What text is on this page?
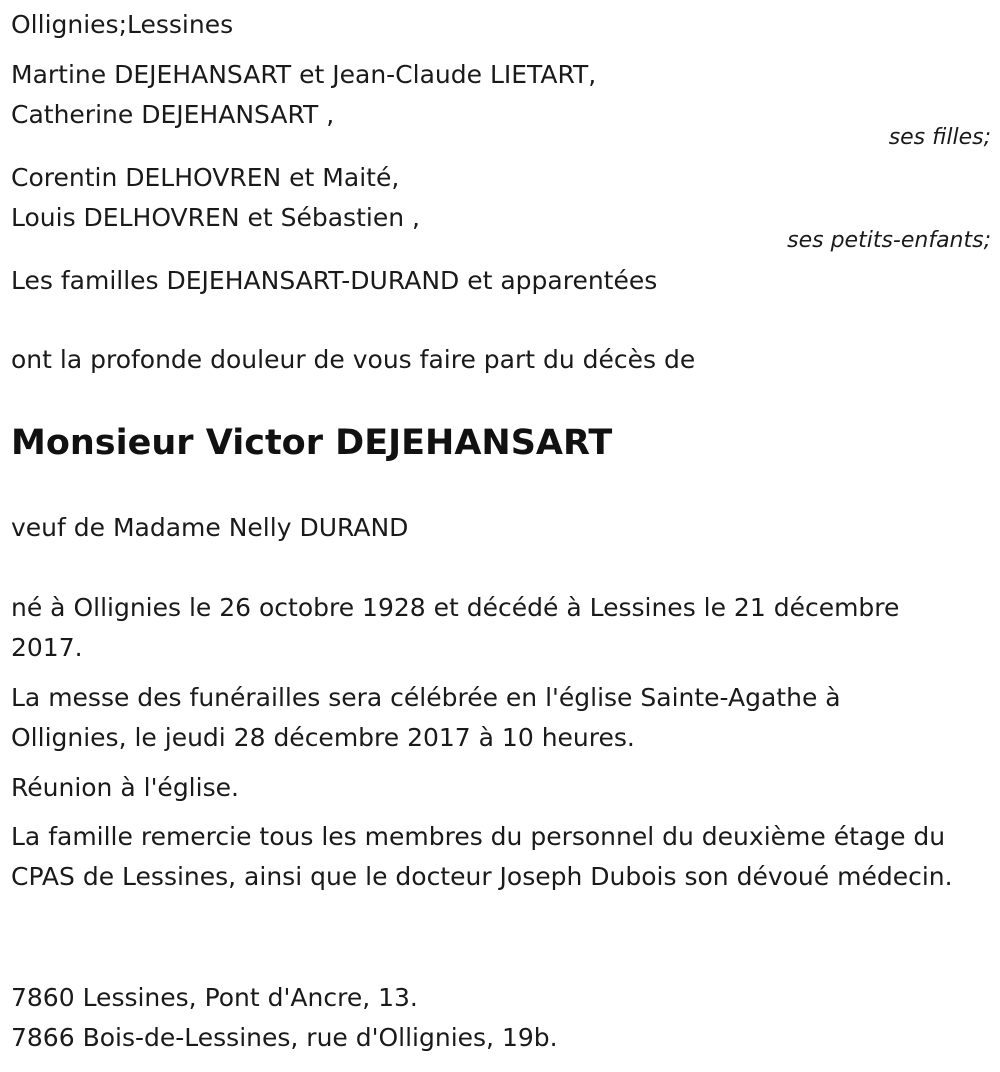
Ollignies;Lessines
Martine DEJEHANSART et Jean-Claude LIETART,
Catherine DEJEHANSART ,
ses filles;
Corentin DELHOVREN et Maité,
Louis DELHOVREN et Sébastien ,
ses petits-enfants;
Les familles DEJEHANSART-DURAND et apparentées
ont la profonde douleur de vous faire part du décès de
Monsieur Victor DEJEHANSART
veuf de Madame Nelly DURAND
né à Ollignies le 26 octobre 1928 et décédé à Lessines le 21 décembre 2017.
La messe des funérailles sera célébrée en l'église Sainte-Agathe à Ollignies, le jeudi 28 décembre 2017 à 10 heures.
Réunion à l'église.
La famille remercie tous les membres du personnel du deuxième étage du CPAS de Lessines, ainsi que le docteur Joseph Dubois son dévoué médecin.
7860 Lessines, Pont d'Ancre, 13.
7866 Bois-de-Lessines, rue d'Ollignies, 19b.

------------------------------------------------------------

_REQUIREMENTS:_ Return the listing above word for word, with the pictures removed.

_WORKED SOLUTION:_
What text is on this page?
Ollignies;Lessines
Martine DEJEHANSART et Jean-Claude LIETART,
Catherine DEJEHANSART ,
ses filles;
Corentin DELHOVREN et Maité,
Louis DELHOVREN et Sébastien ,
ses petits-enfants;
Les familles DEJEHANSART-DURAND et apparentées
ont la profonde douleur de vous faire part du décès de
Monsieur Victor DEJEHANSART
veuf de Madame Nelly DURAND
né à Ollignies le 26 octobre 1928 et décédé à Lessines le 21 décembre 2017.
La messe des funérailles sera célébrée en l'église Sainte-Agathe à Ollignies, le jeudi 28 décembre 2017 à 10 heures.
Réunion à l'église.
La famille remercie tous les membres du personnel du deuxième étage du CPAS de Lessines, ainsi que le docteur Joseph Dubois son dévoué médecin.
7860 Lessines, Pont d'Ancre, 13.
7866 Bois-de-Lessines, rue d'Ollignies, 19b.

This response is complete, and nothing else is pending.